— BEGIN —
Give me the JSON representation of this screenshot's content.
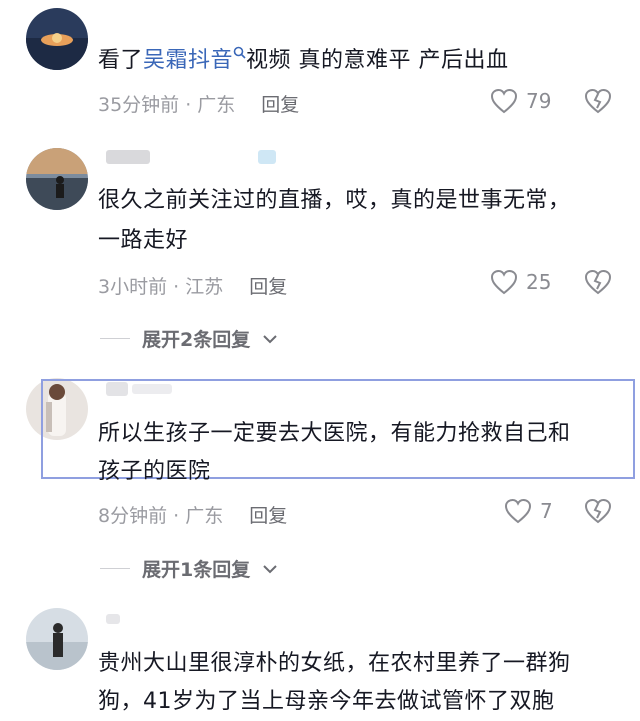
{
  "comments": [
    {
      "text_before": "看了",
      "link": "吴霜抖音",
      "text_after": "视频  真的意难平  产后出血",
      "meta": "35分钟前 · 广东",
      "reply": "回复",
      "likes": "79",
      "icons": [
        "heart-outline-icon",
        "broken-heart-icon",
        "search-icon"
      ]
    },
    {
      "line1": "很久之前关注过的直播，哎，真的是世事无常，",
      "line2": "一路走好",
      "meta": "3小时前 · 江苏",
      "reply": "回复",
      "likes": "25",
      "expand": "展开2条回复"
    },
    {
      "line1": "所以生孩子一定要去大医院，有能力抢救自己和",
      "line2": "孩子的医院",
      "meta": "8分钟前 · 广东",
      "reply": "回复",
      "likes": "7",
      "expand": "展开1条回复"
    },
    {
      "line1": "贵州大山里很淳朴的女纸，在农村里养了一群狗",
      "line2": "狗，41岁为了当上母亲今年去做试管怀了双胞"
    }
  ],
  "colors": {
    "link": "#3a67b8",
    "meta": "#9a9ba1",
    "highlight_border": "#8f9fe0"
  }
}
— END —
**PROBLEM TO WORK ON**.
In the lines above, locate the string "heart". Copy every line where it occurs.

**SOLUTION FOR THIS PROBLEM**.
        "heart-outline-icon",
        "broken-heart-icon",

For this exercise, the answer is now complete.